_Supplied entries_.

= = = = = = =

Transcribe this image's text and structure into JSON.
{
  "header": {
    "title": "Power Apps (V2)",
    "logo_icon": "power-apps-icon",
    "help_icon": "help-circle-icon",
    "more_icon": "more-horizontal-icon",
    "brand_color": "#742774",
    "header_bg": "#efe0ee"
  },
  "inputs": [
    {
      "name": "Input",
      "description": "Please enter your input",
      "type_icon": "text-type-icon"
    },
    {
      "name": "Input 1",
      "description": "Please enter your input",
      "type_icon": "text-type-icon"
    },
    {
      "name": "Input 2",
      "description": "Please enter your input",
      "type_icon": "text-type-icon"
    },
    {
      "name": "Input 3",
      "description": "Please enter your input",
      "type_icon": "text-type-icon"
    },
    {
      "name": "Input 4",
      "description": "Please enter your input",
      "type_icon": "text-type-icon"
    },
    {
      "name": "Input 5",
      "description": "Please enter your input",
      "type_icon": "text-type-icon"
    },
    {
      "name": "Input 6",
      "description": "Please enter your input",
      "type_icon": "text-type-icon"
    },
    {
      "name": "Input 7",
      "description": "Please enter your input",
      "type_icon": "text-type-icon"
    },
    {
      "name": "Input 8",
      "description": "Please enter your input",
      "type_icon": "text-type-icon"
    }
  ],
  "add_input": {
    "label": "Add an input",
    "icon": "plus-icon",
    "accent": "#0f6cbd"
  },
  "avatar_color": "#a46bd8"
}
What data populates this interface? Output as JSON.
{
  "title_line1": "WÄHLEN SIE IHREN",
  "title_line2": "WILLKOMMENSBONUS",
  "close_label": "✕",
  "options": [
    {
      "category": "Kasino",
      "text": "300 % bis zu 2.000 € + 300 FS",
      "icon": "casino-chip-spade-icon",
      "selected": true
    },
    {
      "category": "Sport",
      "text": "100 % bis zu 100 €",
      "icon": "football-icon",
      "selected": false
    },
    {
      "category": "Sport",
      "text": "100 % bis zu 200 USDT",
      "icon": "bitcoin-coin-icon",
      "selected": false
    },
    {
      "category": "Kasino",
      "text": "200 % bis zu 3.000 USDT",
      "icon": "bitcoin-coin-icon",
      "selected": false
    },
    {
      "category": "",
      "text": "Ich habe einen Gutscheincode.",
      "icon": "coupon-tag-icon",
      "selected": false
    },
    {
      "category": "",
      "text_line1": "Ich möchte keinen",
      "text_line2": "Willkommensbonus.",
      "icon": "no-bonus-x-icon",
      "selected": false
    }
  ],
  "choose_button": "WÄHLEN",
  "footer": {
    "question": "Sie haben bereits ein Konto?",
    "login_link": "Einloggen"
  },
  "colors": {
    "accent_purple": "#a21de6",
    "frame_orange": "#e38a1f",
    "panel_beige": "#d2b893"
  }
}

= = = = = = =

_What is asked_. Repeat all of the records above exactly as written.

_Answer for this exercise_.
Transcribe this image's text and structure into JSON.
{
  "header": {
    "title": "Power Apps (V2)",
    "logo_icon": "power-apps-icon",
    "help_icon": "help-circle-icon",
    "more_icon": "more-horizontal-icon",
    "brand_color": "#742774",
    "header_bg": "#efe0ee"
  },
  "inputs": [
    {
      "name": "Input",
      "description": "Please enter your input",
      "type_icon": "text-type-icon"
    },
    {
      "name": "Input 1",
      "description": "Please enter your input",
      "type_icon": "text-type-icon"
    },
    {
      "name": "Input 2",
      "description": "Please enter your input",
      "type_icon": "text-type-icon"
    },
    {
      "name": "Input 3",
      "description": "Please enter your input",
      "type_icon": "text-type-icon"
    },
    {
      "name": "Input 4",
      "description": "Please enter your input",
      "type_icon": "text-type-icon"
    },
    {
      "name": "Input 5",
      "description": "Please enter your input",
      "type_icon": "text-type-icon"
    },
    {
      "name": "Input 6",
      "description": "Please enter your input",
      "type_icon": "text-type-icon"
    },
    {
      "name": "Input 7",
      "description": "Please enter your input",
      "type_icon": "text-type-icon"
    },
    {
      "name": "Input 8",
      "description": "Please enter your input",
      "type_icon": "text-type-icon"
    }
  ],
  "add_input": {
    "label": "Add an input",
    "icon": "plus-icon",
    "accent": "#0f6cbd"
  },
  "avatar_color": "#a46bd8"
}
What data populates this interface? Output as JSON.
{
  "title_line1": "WÄHLEN SIE IHREN",
  "title_line2": "WILLKOMMENSBONUS",
  "close_label": "✕",
  "options": [
    {
      "category": "Kasino",
      "text": "300 % bis zu 2.000 € + 300 FS",
      "icon": "casino-chip-spade-icon",
      "selected": true
    },
    {
      "category": "Sport",
      "text": "100 % bis zu 100 €",
      "icon": "football-icon",
      "selected": false
    },
    {
      "category": "Sport",
      "text": "100 % bis zu 200 USDT",
      "icon": "bitcoin-coin-icon",
      "selected": false
    },
    {
      "category": "Kasino",
      "text": "200 % bis zu 3.000 USDT",
      "icon": "bitcoin-coin-icon",
      "selected": false
    },
    {
      "category": "",
      "text": "Ich habe einen Gutscheincode.",
      "icon": "coupon-tag-icon",
      "selected": false
    },
    {
      "category": "",
      "text_line1": "Ich möchte keinen",
      "text_line2": "Willkommensbonus.",
      "icon": "no-bonus-x-icon",
      "selected": false
    }
  ],
  "choose_button": "WÄHLEN",
  "footer": {
    "question": "Sie haben bereits ein Konto?",
    "login_link": "Einloggen"
  },
  "colors": {
    "accent_purple": "#a21de6",
    "frame_orange": "#e38a1f",
    "panel_beige": "#d2b893"
  }
}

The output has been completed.